■ Exercise objective
In the entries below, how many lines hold the string "color"? Give only the number.

■ Given data
==============================

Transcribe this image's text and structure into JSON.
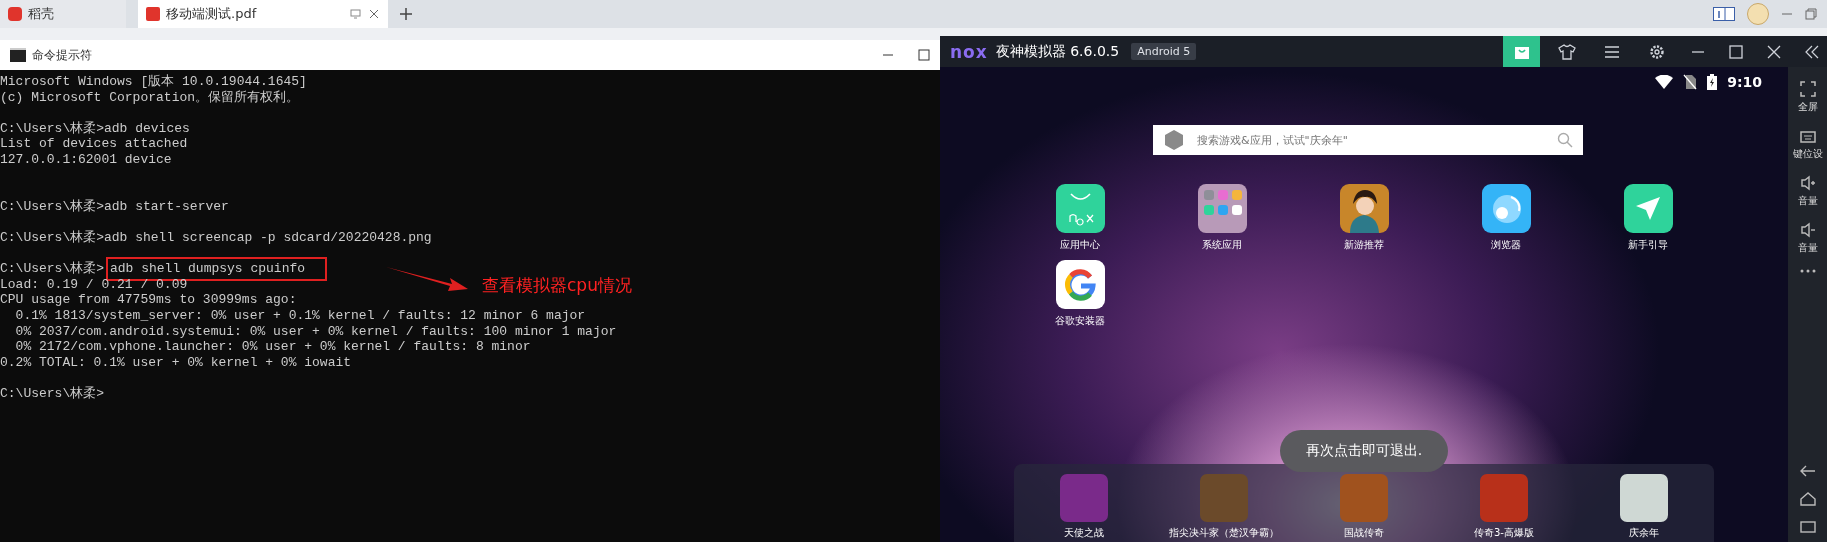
{
  "tabs": [
    {
      "label": "稻壳",
      "selected": false,
      "kind": "docer"
    },
    {
      "label": "移动端测试.pdf",
      "selected": true,
      "kind": "pdf"
    }
  ],
  "cmd": {
    "title": "命令提示符",
    "lines": [
      {
        "kind": "text",
        "text": "Microsoft Windows [版本 10.0.19044.1645]"
      },
      {
        "kind": "text",
        "text": "(c) Microsoft Corporation。保留所有权利。"
      },
      {
        "kind": "blank"
      },
      {
        "kind": "prompt",
        "prompt": "C:\\Users\\林柔>",
        "command": "adb devices",
        "highlighted": false
      },
      {
        "kind": "text",
        "text": "List of devices attached"
      },
      {
        "kind": "text",
        "text": "127.0.0.1:62001 device"
      },
      {
        "kind": "blank"
      },
      {
        "kind": "blank"
      },
      {
        "kind": "prompt",
        "prompt": "C:\\Users\\林柔>",
        "command": "adb start-server",
        "highlighted": false
      },
      {
        "kind": "blank"
      },
      {
        "kind": "prompt",
        "prompt": "C:\\Users\\林柔>",
        "command": "adb shell screencap -p sdcard/20220428.png",
        "highlighted": false
      },
      {
        "kind": "blank"
      },
      {
        "kind": "prompt",
        "prompt": "C:\\Users\\林柔>",
        "command": "adb shell dumpsys cpuinfo",
        "highlighted": true
      },
      {
        "kind": "text",
        "text": "Load: 0.19 / 0.21 / 0.09"
      },
      {
        "kind": "text",
        "text": "CPU usage from 47759ms to 30999ms ago:"
      },
      {
        "kind": "text",
        "text": "  0.1% 1813/system_server: 0% user + 0.1% kernel / faults: 12 minor 6 major"
      },
      {
        "kind": "text",
        "text": "  0% 2037/com.android.systemui: 0% user + 0% kernel / faults: 100 minor 1 major"
      },
      {
        "kind": "text",
        "text": "  0% 2172/com.vphone.launcher: 0% user + 0% kernel / faults: 8 minor"
      },
      {
        "kind": "text",
        "text": "0.2% TOTAL: 0.1% user + 0% kernel + 0% iowait"
      },
      {
        "kind": "blank"
      },
      {
        "kind": "prompt",
        "prompt": "C:\\Users\\林柔>"
      }
    ]
  },
  "annotation": {
    "text": "查看模拟器cpu情况"
  },
  "emulator": {
    "logo": "nox",
    "title": "夜神模拟器 6.6.0.5",
    "badge": "Android 5",
    "tools": [
      {
        "kind": "store",
        "selected": true
      },
      {
        "kind": "skin",
        "selected": false
      },
      {
        "kind": "menu",
        "selected": false
      },
      {
        "kind": "settings",
        "selected": false
      }
    ],
    "time": "9:10",
    "search": {
      "placeholder": "搜索游戏&应用，试试\"庆余年\""
    },
    "apps": [
      {
        "label": "应用中心",
        "kind": "appcenter"
      },
      {
        "label": "系统应用",
        "kind": "folder"
      },
      {
        "label": "新游推荐",
        "kind": "game"
      },
      {
        "label": "浏览器",
        "kind": "browser"
      },
      {
        "label": "新手引导",
        "kind": "guide"
      },
      {
        "label": "谷歌安装器",
        "kind": "google"
      }
    ],
    "toast": "再次点击即可退出.",
    "dock": [
      {
        "label": "天使之战",
        "color": "#7a2a8a"
      },
      {
        "label": "指尖决斗家（楚汉争霸）",
        "color": "#6b4a2a"
      },
      {
        "label": "国战传奇",
        "color": "#a0521e"
      },
      {
        "label": "传奇3-高爆版",
        "color": "#b8301a"
      },
      {
        "label": "庆余年",
        "color": "#cfd8d4"
      }
    ],
    "sidebar": [
      {
        "label": "全屏",
        "kind": "fullscreen"
      },
      {
        "label": "键位设",
        "kind": "keyboard"
      },
      {
        "label": "音量",
        "kind": "volup"
      },
      {
        "label": "音量",
        "kind": "voldown"
      },
      {
        "kind": "more"
      }
    ]
  }
}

==============================

■ Complete answer
5